What the task requires: Show all lines that include the string "icon"; copy each one.

(Stored data entries)
** begin **

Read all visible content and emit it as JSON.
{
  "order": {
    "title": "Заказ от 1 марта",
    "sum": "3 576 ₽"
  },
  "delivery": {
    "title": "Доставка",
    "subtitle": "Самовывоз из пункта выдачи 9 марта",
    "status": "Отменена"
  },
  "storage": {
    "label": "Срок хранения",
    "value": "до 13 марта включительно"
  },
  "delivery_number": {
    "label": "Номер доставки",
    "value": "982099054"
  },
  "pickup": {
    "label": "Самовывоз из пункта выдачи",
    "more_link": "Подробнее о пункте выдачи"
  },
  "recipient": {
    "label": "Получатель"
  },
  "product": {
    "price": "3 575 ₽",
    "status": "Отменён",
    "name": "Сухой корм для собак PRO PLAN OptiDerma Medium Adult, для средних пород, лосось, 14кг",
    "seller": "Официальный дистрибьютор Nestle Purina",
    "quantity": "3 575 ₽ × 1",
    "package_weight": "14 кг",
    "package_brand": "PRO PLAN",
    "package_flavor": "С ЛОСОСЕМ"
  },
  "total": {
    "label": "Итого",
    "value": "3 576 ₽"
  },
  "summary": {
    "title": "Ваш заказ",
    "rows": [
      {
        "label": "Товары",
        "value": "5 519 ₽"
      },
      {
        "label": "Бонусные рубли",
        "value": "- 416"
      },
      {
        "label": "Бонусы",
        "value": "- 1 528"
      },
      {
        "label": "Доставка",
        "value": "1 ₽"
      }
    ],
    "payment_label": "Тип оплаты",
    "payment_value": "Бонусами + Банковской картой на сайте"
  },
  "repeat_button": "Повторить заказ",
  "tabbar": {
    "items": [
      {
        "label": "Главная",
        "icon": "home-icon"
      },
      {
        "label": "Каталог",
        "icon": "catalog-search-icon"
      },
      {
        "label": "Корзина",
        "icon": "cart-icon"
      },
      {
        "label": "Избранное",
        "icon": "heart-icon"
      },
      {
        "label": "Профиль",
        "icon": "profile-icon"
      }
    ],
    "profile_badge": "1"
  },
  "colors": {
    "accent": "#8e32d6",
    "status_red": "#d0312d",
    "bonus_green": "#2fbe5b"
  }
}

** end **

Exercise result:
        "icon": "home-icon"
        "icon": "catalog-search-icon"
        "icon": "cart-icon"
        "icon": "heart-icon"
        "icon": "profile-icon"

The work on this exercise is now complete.